Data section →
──────────────────────────────

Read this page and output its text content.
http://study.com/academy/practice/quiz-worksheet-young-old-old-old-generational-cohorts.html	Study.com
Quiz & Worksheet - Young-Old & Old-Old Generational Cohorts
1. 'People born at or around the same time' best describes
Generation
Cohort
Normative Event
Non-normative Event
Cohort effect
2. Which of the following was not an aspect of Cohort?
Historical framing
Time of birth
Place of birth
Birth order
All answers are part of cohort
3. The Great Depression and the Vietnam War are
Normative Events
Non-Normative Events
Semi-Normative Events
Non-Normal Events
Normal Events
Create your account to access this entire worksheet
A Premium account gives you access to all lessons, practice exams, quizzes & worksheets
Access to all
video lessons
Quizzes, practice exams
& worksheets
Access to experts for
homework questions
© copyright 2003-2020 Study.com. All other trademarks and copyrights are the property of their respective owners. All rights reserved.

──────────────────────────────

Goal → Repeat the material in full, exactly as it stands.

Written reply →
Read this page and output its text content.
http://study.com/academy/practice/quiz-worksheet-young-old-old-old-generational-cohorts.html	Study.com
Quiz & Worksheet - Young-Old & Old-Old Generational Cohorts
1. 'People born at or around the same time' best describes
Generation
Cohort
Normative Event
Non-normative Event
Cohort effect
2. Which of the following was not an aspect of Cohort?
Historical framing
Time of birth
Place of birth
Birth order
All answers are part of cohort
3. The Great Depression and the Vietnam War are
Normative Events
Non-Normative Events
Semi-Normative Events
Non-Normal Events
Normal Events
Create your account to access this entire worksheet
A Premium account gives you access to all lessons, practice exams, quizzes & worksheets
Access to all
video lessons
Quizzes, practice exams
& worksheets
Access to experts for
homework questions
© copyright 2003-2020 Study.com. All other trademarks and copyrights are the property of their respective owners. All rights reserved.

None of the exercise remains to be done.